# Haircut!!



## iheartbisou (Feb 13, 2007)

Well, I caved in and took Bisou for a haircut today. It was getting sort of long and since the weather is turning warmer, I want to have her outside more often on walks (as she loves them). After a walk, her hair was so dirty and black- we (well, I) couldn't stand it...so I asked her groomer to cut her body short- 1" all around, but to keep her face/beard/tail/ears long.

But I think I've terrified them in the past about not cutting her hair, that he was very conservative in how much he took off today. I think next time, I'll make it a little bit shorter. I just have to take in a photo for him to see what I want.


----------



## Orla (Jul 5, 2009)

awww! Bisou is so cute!
She has the sweetest face!


----------



## theboyz (Jan 10, 2007)

You will love a shorter haircut!!!!
Adorable Bisou.


----------



## Maglily (Feb 3, 2009)

He did a really good job! yep it is hard, bec you don't know when asking to cut that little bit more will be too much.


----------



## thinkpink (Sep 25, 2004)

She is so beautiful! Her coat is so pretty he probably just couldn't bring himself to do it. Lol!


----------



## dex'smom (Jan 11, 2009)
───
◆ **Set task 1**: Return the stretch of the haircut thread from "You will love" through "be too much.", copied word for word.
The rows have nothing to do with the haircut thread.
───
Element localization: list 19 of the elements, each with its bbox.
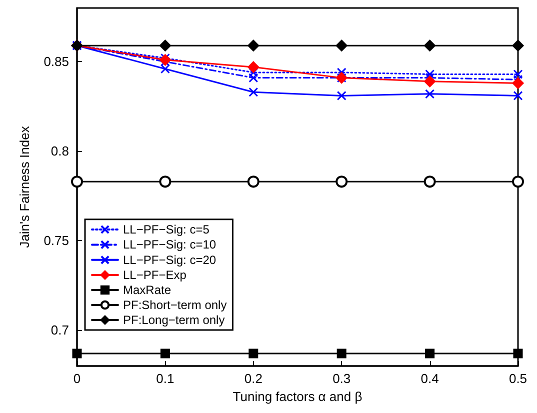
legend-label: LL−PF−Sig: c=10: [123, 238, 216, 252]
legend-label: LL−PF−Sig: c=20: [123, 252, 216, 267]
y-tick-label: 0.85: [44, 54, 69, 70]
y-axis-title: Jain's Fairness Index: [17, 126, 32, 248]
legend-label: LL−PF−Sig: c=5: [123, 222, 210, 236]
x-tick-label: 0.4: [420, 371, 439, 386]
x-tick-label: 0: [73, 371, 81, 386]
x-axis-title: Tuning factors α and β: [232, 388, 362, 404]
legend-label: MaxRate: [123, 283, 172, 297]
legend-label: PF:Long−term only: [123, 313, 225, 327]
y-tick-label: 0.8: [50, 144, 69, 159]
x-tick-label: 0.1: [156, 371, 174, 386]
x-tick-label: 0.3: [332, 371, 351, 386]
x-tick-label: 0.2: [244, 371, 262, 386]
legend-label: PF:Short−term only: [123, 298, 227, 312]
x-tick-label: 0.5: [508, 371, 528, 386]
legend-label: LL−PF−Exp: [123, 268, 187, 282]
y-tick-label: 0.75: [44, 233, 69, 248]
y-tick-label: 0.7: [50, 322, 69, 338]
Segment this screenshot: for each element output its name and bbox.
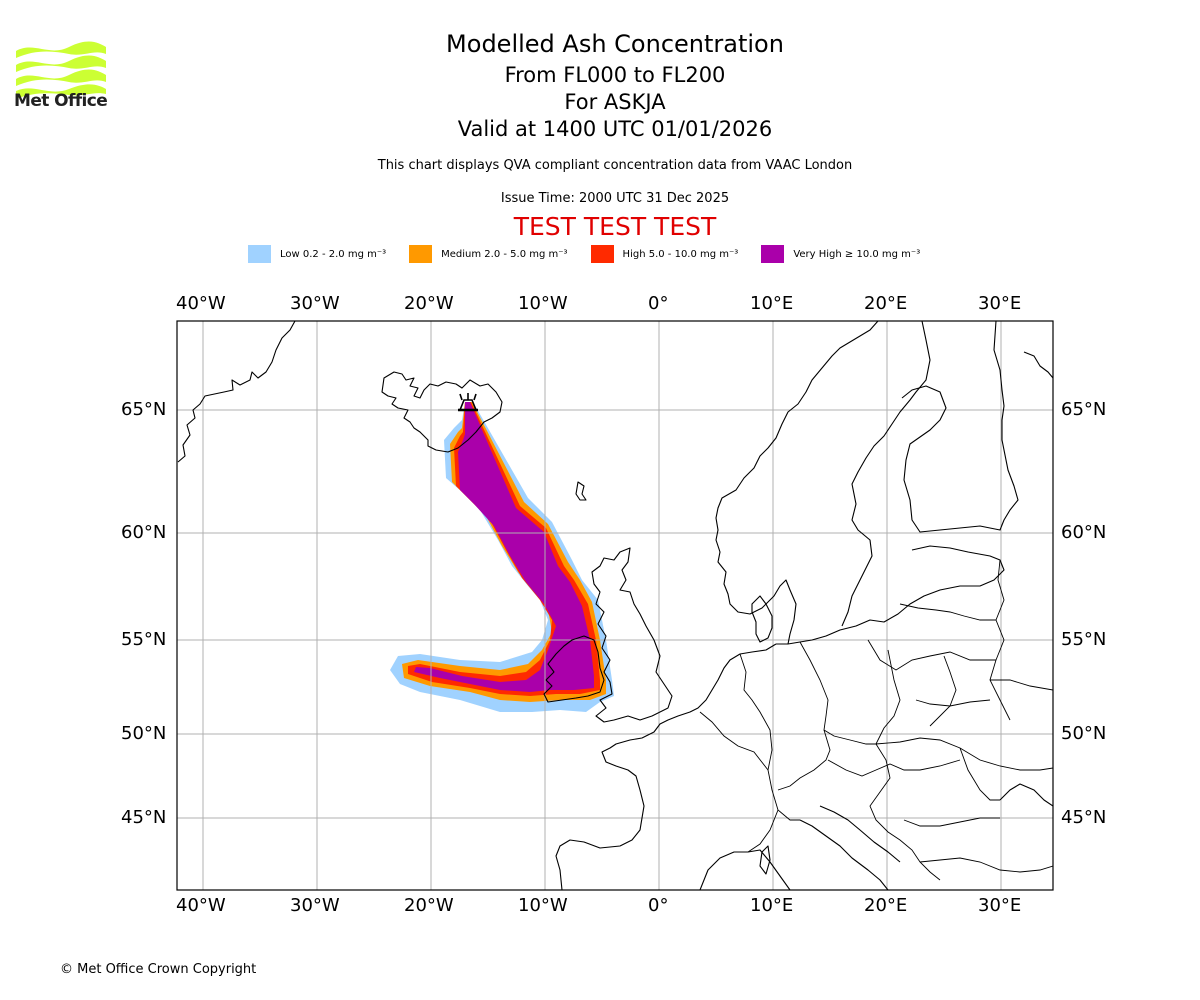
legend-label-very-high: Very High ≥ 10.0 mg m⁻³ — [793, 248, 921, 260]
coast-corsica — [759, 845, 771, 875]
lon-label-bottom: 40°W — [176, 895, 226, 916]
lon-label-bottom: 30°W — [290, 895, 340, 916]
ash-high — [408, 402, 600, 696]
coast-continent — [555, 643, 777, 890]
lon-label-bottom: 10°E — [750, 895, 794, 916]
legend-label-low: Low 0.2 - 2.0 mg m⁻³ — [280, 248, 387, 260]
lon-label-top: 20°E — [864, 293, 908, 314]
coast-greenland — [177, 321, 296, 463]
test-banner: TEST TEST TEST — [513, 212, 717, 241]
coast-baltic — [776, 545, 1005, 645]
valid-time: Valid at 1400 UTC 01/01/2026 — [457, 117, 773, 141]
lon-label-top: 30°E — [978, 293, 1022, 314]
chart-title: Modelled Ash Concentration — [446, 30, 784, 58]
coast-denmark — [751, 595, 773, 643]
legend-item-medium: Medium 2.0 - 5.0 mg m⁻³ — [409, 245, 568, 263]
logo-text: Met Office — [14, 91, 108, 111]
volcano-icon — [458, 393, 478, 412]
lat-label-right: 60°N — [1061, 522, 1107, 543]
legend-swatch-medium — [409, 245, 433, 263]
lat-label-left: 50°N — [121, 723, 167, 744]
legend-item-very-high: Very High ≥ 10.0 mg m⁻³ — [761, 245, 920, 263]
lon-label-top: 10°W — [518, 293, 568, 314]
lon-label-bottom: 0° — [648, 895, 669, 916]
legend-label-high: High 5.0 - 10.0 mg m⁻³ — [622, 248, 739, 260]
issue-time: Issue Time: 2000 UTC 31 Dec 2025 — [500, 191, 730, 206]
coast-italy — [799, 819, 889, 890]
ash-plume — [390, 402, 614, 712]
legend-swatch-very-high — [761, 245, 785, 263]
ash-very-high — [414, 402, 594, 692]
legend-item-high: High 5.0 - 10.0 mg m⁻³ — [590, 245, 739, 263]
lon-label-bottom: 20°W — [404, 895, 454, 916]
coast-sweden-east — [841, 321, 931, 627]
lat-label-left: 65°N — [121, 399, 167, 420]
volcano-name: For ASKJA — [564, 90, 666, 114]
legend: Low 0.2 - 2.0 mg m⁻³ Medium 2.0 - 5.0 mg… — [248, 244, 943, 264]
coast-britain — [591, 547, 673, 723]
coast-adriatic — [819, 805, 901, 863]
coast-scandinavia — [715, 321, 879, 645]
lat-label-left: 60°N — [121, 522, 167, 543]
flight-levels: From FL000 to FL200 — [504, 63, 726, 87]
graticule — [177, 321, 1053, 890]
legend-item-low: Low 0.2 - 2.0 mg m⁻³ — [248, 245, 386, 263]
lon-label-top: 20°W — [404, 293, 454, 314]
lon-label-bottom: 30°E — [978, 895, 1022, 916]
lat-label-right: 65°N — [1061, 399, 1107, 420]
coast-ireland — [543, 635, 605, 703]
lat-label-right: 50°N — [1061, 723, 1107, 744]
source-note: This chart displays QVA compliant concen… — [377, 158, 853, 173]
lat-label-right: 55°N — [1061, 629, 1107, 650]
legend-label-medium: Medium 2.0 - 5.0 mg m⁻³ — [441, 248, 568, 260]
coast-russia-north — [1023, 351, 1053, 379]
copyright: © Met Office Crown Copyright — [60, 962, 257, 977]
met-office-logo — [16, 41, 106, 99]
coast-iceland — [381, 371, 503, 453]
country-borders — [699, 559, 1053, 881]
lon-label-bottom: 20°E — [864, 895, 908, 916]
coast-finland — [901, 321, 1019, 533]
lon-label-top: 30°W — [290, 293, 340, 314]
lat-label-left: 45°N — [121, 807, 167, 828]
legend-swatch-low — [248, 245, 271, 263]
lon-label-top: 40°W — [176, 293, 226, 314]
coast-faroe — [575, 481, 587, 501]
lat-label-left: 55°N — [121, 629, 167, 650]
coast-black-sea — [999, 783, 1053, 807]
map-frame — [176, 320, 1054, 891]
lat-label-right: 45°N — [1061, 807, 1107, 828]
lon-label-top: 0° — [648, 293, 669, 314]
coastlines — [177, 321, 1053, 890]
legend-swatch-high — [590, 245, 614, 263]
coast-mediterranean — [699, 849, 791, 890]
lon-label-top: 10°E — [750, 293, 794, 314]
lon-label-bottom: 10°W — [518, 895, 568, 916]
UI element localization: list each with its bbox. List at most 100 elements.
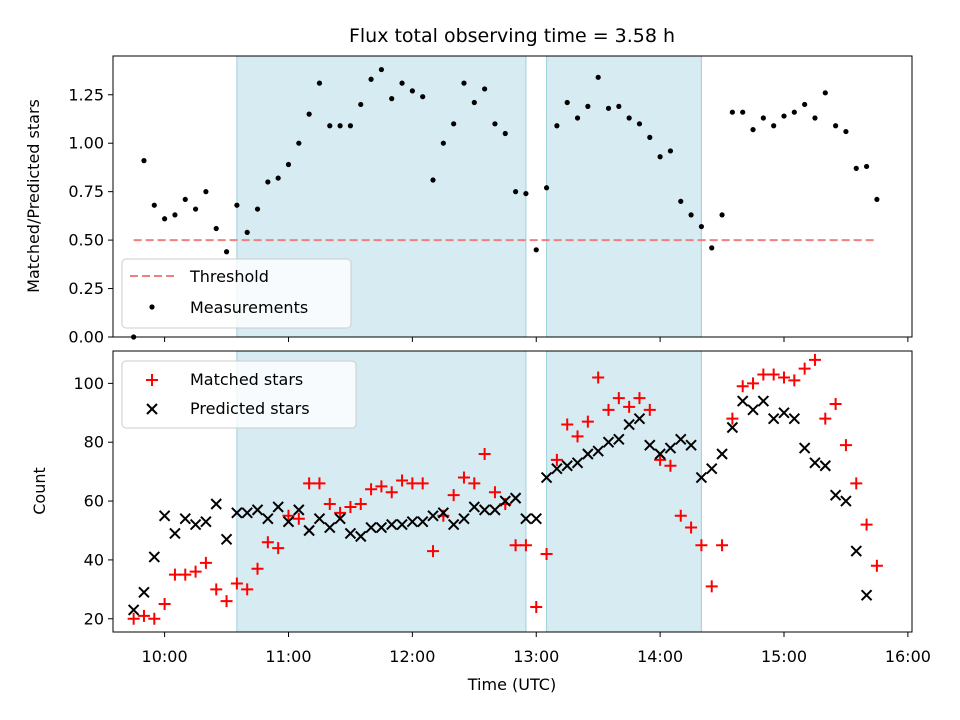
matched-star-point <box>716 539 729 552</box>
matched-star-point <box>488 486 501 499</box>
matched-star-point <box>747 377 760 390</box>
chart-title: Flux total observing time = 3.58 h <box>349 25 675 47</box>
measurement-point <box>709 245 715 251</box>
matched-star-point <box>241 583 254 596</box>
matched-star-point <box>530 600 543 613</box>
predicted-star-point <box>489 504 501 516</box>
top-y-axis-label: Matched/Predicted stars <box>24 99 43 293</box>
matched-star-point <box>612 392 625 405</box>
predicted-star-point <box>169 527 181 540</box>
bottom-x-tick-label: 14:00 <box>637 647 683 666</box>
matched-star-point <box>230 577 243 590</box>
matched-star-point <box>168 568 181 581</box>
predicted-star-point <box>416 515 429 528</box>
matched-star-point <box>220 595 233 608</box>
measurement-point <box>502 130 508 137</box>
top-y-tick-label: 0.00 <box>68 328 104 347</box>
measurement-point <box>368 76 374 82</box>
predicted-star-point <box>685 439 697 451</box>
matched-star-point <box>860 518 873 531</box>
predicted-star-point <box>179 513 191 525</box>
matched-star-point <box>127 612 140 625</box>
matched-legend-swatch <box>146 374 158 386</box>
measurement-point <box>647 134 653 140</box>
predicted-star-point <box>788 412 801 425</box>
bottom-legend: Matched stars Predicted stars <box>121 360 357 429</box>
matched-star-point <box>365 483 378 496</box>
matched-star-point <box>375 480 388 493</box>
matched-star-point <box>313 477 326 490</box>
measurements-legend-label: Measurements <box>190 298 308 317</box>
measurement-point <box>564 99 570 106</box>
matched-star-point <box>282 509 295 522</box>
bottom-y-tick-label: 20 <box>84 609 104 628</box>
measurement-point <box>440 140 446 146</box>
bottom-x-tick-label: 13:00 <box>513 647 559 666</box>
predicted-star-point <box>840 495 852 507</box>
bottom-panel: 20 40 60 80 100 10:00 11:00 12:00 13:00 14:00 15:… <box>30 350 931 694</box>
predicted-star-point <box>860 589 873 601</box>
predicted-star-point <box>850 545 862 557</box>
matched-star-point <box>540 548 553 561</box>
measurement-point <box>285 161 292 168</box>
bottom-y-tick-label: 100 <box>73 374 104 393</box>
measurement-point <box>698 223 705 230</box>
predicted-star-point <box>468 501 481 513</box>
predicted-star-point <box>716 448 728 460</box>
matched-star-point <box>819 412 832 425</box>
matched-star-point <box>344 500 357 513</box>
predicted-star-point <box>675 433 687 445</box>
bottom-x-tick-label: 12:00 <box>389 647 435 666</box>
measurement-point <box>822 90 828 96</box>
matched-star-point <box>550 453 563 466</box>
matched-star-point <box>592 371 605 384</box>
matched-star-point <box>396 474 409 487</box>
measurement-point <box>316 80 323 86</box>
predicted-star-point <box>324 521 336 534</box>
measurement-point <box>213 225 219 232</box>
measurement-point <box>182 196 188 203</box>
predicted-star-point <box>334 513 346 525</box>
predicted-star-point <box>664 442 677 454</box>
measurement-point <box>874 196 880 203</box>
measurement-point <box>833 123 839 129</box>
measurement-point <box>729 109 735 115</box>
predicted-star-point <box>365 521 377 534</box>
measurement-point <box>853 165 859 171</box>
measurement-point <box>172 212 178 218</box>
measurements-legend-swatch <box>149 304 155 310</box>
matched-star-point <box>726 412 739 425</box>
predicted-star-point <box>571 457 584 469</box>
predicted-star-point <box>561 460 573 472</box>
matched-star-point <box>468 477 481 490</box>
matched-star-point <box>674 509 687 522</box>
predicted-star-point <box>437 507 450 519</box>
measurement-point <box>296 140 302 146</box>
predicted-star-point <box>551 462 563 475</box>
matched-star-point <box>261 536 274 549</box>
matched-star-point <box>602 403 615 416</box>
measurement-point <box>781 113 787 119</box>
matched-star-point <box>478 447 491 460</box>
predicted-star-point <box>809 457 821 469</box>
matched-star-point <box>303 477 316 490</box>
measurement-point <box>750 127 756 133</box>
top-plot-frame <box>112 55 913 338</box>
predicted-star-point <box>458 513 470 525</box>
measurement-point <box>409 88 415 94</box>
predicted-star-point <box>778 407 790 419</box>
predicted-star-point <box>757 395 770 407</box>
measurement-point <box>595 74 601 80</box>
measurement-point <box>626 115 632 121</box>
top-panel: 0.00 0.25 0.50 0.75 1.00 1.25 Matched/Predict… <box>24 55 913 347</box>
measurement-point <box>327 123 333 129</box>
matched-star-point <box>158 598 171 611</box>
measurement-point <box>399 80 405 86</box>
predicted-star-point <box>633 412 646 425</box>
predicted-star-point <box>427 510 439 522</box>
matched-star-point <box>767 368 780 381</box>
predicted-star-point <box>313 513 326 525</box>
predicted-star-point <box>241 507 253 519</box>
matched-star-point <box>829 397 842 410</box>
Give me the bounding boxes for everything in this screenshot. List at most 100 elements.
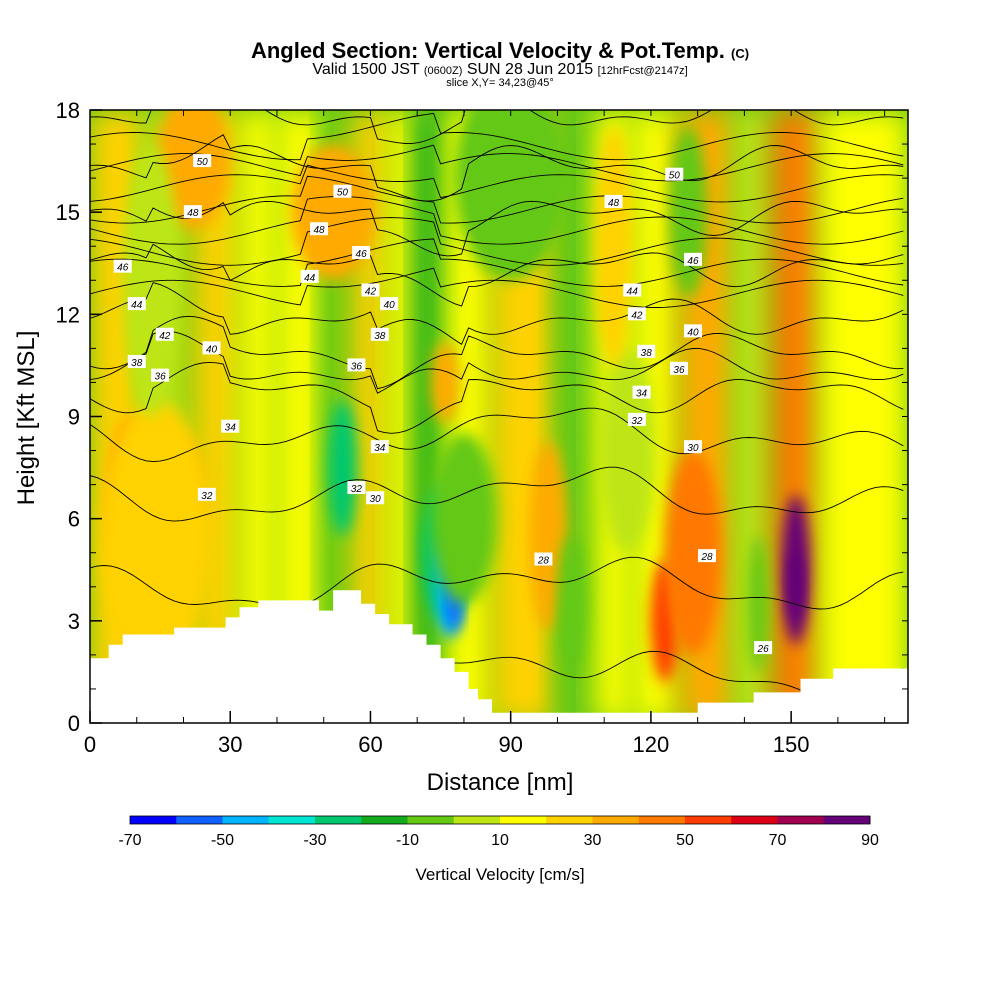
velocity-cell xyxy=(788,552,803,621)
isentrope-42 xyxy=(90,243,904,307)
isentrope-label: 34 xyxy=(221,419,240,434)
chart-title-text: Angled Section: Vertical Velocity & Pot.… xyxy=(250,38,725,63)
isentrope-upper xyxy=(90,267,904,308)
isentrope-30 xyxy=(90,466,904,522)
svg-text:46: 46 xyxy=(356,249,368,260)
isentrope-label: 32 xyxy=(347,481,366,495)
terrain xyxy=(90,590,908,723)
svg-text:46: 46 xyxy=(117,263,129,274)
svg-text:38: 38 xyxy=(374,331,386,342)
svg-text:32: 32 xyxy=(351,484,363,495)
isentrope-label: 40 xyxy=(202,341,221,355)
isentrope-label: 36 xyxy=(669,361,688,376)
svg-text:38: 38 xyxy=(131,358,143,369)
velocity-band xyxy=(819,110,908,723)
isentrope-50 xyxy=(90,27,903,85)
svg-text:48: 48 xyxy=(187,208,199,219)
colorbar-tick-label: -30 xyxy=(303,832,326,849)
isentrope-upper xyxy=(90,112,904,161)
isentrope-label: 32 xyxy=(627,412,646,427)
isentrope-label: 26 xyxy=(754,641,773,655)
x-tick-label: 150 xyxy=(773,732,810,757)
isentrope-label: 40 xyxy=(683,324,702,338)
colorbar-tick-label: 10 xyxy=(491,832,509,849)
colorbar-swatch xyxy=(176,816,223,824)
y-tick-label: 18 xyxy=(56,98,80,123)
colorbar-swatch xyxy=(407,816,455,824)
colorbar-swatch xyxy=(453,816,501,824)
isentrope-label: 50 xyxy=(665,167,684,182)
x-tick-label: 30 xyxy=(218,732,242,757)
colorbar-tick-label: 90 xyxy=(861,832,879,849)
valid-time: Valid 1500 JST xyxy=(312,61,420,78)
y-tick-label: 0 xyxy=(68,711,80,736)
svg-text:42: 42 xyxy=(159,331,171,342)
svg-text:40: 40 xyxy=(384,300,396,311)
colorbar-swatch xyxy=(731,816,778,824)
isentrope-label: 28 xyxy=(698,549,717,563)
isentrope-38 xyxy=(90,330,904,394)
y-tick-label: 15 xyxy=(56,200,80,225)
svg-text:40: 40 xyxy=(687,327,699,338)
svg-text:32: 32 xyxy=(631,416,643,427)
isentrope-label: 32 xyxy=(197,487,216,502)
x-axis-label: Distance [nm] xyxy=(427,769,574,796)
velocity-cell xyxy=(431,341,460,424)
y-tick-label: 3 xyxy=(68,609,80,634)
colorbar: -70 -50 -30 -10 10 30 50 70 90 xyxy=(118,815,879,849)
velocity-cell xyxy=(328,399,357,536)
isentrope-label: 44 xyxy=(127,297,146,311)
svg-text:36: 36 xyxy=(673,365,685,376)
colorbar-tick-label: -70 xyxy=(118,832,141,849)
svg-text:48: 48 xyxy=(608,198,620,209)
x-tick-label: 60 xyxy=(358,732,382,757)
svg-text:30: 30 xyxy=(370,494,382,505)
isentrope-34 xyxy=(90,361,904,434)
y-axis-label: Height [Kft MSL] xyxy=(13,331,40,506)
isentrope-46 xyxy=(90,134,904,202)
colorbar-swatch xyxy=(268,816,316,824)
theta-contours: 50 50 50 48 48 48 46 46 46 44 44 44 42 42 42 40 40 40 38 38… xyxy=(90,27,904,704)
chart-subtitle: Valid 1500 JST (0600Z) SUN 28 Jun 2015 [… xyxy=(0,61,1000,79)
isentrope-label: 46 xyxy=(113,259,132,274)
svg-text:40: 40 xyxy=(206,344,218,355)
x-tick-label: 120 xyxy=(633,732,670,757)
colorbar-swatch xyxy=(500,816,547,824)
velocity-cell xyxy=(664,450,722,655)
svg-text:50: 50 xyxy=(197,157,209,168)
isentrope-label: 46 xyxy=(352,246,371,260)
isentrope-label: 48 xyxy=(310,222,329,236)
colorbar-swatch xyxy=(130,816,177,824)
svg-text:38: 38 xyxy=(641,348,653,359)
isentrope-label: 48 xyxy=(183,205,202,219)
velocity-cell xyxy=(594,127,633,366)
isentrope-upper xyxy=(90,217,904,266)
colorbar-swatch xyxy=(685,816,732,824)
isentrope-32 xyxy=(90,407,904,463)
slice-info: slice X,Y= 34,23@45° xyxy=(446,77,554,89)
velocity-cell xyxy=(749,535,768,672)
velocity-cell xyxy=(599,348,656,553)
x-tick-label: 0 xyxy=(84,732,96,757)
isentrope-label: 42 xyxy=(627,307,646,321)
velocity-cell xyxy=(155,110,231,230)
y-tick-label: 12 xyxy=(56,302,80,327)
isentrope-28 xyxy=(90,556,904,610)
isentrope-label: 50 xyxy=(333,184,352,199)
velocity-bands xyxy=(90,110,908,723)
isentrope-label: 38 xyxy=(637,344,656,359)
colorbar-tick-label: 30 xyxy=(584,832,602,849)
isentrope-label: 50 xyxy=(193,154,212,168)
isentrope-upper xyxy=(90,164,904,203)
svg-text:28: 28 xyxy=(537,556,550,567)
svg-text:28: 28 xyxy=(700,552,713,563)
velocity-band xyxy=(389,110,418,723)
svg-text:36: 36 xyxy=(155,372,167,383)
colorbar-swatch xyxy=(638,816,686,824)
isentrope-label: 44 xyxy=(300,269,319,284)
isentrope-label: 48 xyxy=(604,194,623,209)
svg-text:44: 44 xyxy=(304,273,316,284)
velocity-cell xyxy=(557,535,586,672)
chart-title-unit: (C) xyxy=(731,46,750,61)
───
◆ **Set task 2**: Locate every line in the rows that contains the word "each" and copy those lines in full.

◆ **Complete response 1**:
You will love a shorter haircut!!!!
Adorable Bisou.


----------



## Maglily (Feb 3, 2009)

He did a really good job! yep it is hard, bec you don't know when asking to cut that little bit more will be too much.

◆ **Complete response 2**:
Element localization: list 19 of the elements, each with its bbox.
Segment this screenshot: for each element output its name and bbox.
UI element localization: list each with its bbox. List at most 100 elements.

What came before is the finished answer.